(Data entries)
*****
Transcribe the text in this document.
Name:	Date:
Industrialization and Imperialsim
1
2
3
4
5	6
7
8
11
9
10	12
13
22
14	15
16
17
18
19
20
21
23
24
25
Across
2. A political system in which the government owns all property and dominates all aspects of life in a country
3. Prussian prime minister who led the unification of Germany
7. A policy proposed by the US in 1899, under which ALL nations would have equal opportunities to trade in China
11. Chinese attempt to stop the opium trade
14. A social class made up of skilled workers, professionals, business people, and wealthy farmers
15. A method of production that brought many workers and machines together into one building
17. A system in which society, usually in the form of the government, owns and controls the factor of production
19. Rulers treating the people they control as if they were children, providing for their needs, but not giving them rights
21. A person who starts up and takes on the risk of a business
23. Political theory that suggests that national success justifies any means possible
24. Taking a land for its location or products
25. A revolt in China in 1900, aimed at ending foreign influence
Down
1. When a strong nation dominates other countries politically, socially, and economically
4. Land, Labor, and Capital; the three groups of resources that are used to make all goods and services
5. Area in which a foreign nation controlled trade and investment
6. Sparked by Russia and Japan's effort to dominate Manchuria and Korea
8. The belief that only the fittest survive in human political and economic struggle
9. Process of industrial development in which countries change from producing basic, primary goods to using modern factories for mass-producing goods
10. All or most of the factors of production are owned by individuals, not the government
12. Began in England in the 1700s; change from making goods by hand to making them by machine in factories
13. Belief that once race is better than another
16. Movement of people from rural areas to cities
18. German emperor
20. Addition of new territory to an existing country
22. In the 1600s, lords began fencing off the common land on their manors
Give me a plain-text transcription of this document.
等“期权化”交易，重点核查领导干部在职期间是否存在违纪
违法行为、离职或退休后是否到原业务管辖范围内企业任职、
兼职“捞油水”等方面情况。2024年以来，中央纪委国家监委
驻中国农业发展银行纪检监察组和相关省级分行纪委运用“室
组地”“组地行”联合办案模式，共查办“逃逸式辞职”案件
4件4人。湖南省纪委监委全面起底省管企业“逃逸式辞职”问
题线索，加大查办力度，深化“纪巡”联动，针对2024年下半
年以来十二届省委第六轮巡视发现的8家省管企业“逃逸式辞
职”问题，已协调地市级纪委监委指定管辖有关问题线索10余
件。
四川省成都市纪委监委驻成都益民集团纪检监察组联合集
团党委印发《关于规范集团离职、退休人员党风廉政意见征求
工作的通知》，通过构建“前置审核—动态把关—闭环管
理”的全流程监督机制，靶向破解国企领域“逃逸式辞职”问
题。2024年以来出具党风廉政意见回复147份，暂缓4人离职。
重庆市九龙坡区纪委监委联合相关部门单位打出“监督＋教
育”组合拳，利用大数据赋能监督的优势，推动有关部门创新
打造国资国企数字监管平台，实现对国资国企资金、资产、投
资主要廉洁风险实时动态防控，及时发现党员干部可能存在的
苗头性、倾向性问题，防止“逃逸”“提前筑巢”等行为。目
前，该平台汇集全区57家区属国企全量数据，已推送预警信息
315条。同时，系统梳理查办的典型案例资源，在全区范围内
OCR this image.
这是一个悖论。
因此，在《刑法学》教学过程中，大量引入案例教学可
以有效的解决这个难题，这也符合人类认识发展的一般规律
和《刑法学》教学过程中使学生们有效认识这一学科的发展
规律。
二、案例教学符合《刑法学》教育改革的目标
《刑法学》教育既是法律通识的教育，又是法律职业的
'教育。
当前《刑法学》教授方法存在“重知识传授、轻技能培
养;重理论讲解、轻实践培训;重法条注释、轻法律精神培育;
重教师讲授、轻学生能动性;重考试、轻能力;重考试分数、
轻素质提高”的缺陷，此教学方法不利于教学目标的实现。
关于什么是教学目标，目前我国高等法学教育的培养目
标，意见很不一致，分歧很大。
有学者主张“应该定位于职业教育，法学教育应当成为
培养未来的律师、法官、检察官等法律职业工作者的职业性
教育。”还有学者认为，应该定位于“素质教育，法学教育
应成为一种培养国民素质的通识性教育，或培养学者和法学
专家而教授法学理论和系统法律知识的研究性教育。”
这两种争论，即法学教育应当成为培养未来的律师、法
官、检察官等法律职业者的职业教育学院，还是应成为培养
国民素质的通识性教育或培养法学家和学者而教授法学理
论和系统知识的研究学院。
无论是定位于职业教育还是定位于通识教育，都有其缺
*****
▶ **THE TASK**
Copy out all lines that carry the word "from".

▶ **RESULT FOR THIS TASK**
9. Process of industrial development in which countries change from producing basic, primary goods to using modern factories for mass-producing goods
12. Began in England in the 1700s; change from making goods by hand to making them by machine in factories
16. Movement of people from rural areas to cities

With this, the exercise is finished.